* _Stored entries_

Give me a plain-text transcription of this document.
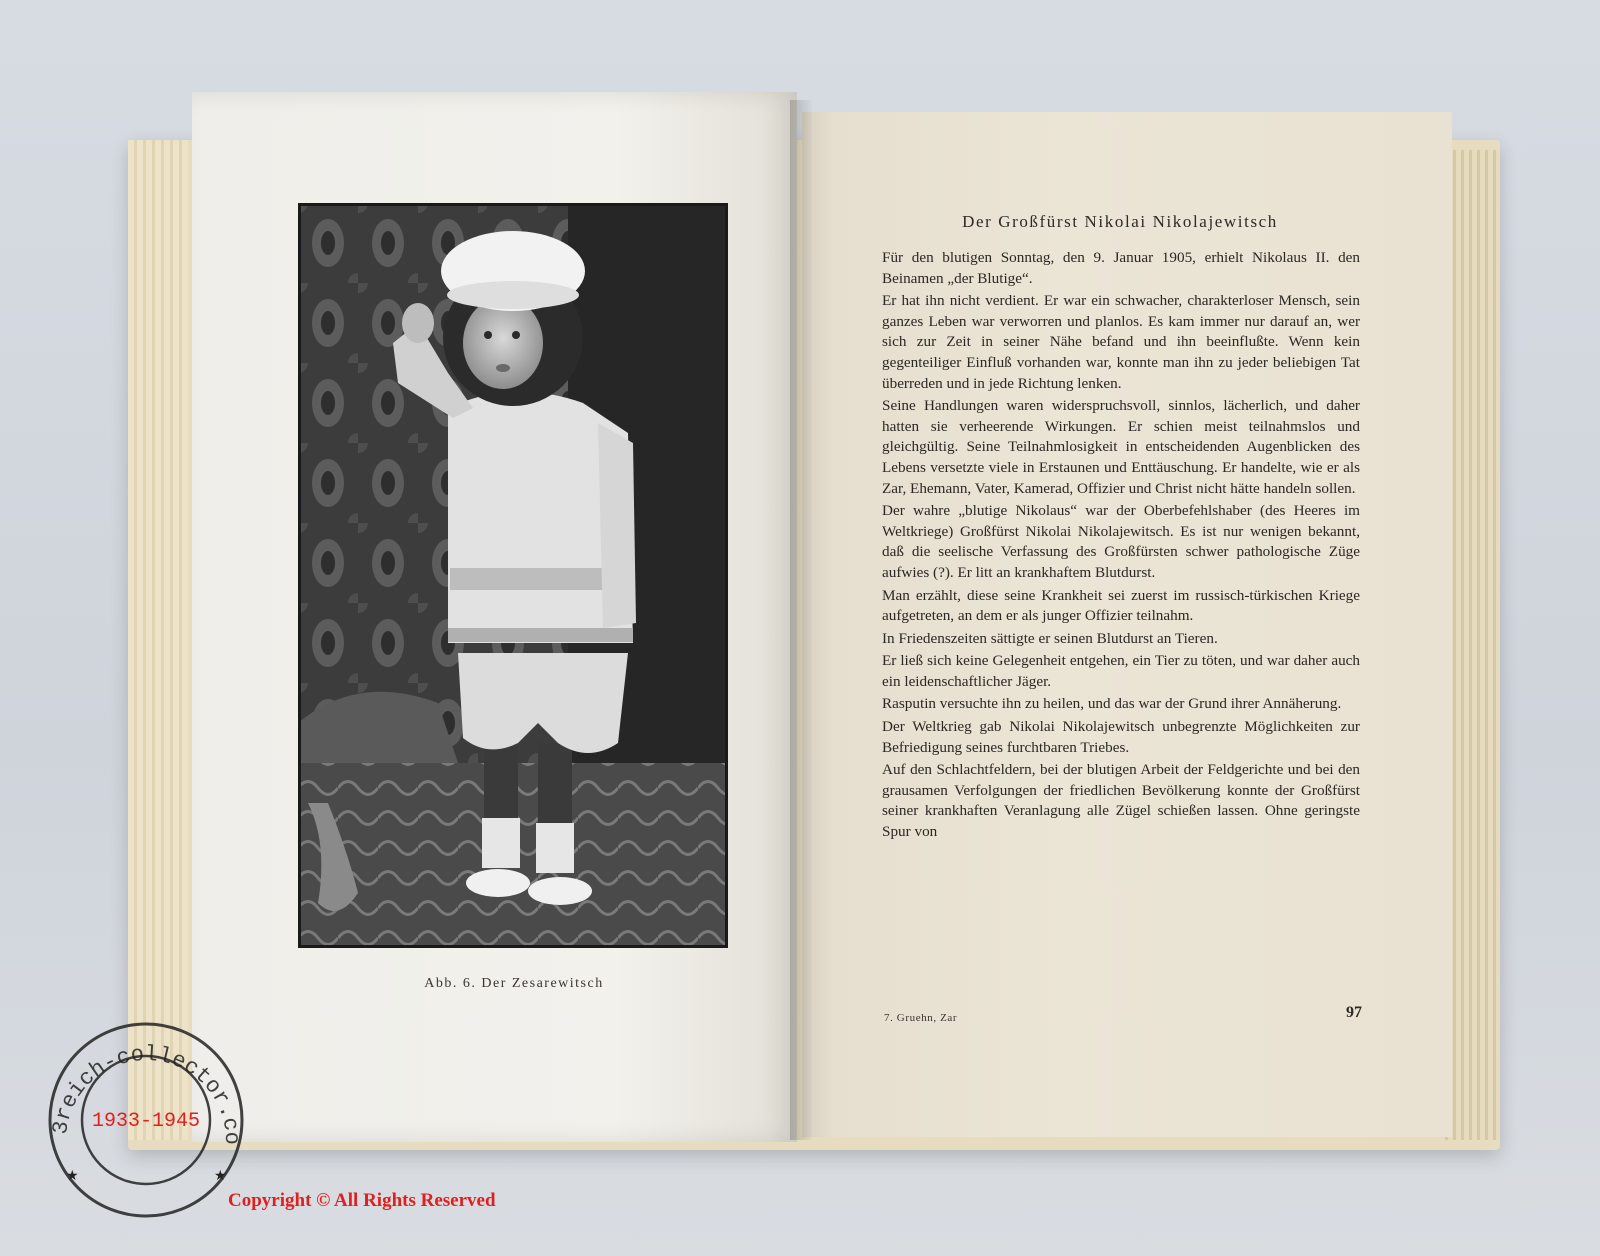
Abb. 6. Der Zesarewitsch
Der Großfürst Nikolai Nikolajewitsch

Für den blutigen Sonntag, den 9. Januar 1905, erhielt Nikolaus II. den Beinamen „der Blutige“.

Er hat ihn nicht verdient. Er war ein schwacher, charakterloser Mensch, sein ganzes Leben war verworren und planlos. Es kam immer nur darauf an, wer sich zur Zeit in seiner Nähe befand und ihn beeinflußte. Wenn kein gegenteiliger Einfluß vorhanden war, konnte man ihn zu jeder beliebigen Tat überreden und in jede Richtung lenken.

Seine Handlungen waren widerspruchsvoll, sinnlos, lächerlich, und daher hatten sie verheerende Wirkungen. Er schien meist teilnahmslos und gleichgültig. Seine Teilnahmlosigkeit in entscheidenden Augenblicken des Lebens versetzte viele in Erstaunen und Enttäuschung. Er handelte, wie er als Zar, Ehemann, Vater, Kamerad, Offizier und Christ nicht hätte handeln sollen.

Der wahre „blutige Nikolaus“ war der Oberbefehlshaber (des Heeres im Weltkriege) Großfürst Nikolai Nikolajewitsch. Es ist nur wenigen bekannt, daß die seelische Verfassung des Großfürsten schwer pathologische Züge aufwies (?). Er litt an krankhaftem Blutdurst.

Man erzählt, diese seine Krankheit sei zuerst im russisch-türkischen Kriege aufgetreten, an dem er als junger Offizier teilnahm.

In Friedenszeiten sättigte er seinen Blutdurst an Tieren.

Er ließ sich keine Gelegenheit entgehen, ein Tier zu töten, und war daher auch ein leidenschaftlicher Jäger.

Rasputin versuchte ihn zu heilen, und das war der Grund ihrer Annäherung.

Der Weltkrieg gab Nikolai Nikolajewitsch unbegrenzte Möglichkeiten zur Befriedigung seines furchtbaren Triebes.

Auf den Schlachtfeldern, bei der blutigen Arbeit der Feldgerichte und bei den grausamen Verfolgungen der friedlichen Bevölkerung konnte der Großfürst seiner krankhaften Veranlagung alle Zügel schießen lassen. Ohne geringste Spur von

7. Gruehn, Zar	97
3reich-collector.co
1933-1945
★	★
Copyright © All Rights Reserved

* _TASK_
Your copy of the data should match it exactly, except that pictures are left out.

* _WORKED SOLUTION_
Give me a plain-text transcription of this document.
Abb. 6. Der Zesarewitsch
Der Großfürst Nikolai Nikolajewitsch

Für den blutigen Sonntag, den 9. Januar 1905, erhielt Nikolaus II. den Beinamen „der Blutige“.

Er hat ihn nicht verdient. Er war ein schwacher, charakterloser Mensch, sein ganzes Leben war verworren und planlos. Es kam immer nur darauf an, wer sich zur Zeit in seiner Nähe befand und ihn beeinflußte. Wenn kein gegenteiliger Einfluß vorhanden war, konnte man ihn zu jeder beliebigen Tat überreden und in jede Richtung lenken.

Seine Handlungen waren widerspruchsvoll, sinnlos, lächerlich, und daher hatten sie verheerende Wirkungen. Er schien meist teilnahmslos und gleichgültig. Seine Teilnahmlosigkeit in entscheidenden Augenblicken des Lebens versetzte viele in Erstaunen und Enttäuschung. Er handelte, wie er als Zar, Ehemann, Vater, Kamerad, Offizier und Christ nicht hätte handeln sollen.

Der wahre „blutige Nikolaus“ war der Oberbefehlshaber (des Heeres im Weltkriege) Großfürst Nikolai Nikolajewitsch. Es ist nur wenigen bekannt, daß die seelische Verfassung des Großfürsten schwer pathologische Züge aufwies (?). Er litt an krankhaftem Blutdurst.

Man erzählt, diese seine Krankheit sei zuerst im russisch-türkischen Kriege aufgetreten, an dem er als junger Offizier teilnahm.

In Friedenszeiten sättigte er seinen Blutdurst an Tieren.

Er ließ sich keine Gelegenheit entgehen, ein Tier zu töten, und war daher auch ein leidenschaftlicher Jäger.

Rasputin versuchte ihn zu heilen, und das war der Grund ihrer Annäherung.

Der Weltkrieg gab Nikolai Nikolajewitsch unbegrenzte Möglichkeiten zur Befriedigung seines furchtbaren Triebes.

Auf den Schlachtfeldern, bei der blutigen Arbeit der Feldgerichte und bei den grausamen Verfolgungen der friedlichen Bevölkerung konnte der Großfürst seiner krankhaften Veranlagung alle Zügel schießen lassen. Ohne geringste Spur von

7. Gruehn, Zar	97
3reich-collector.co
1933-1945
★	★
Copyright © All Rights Reserved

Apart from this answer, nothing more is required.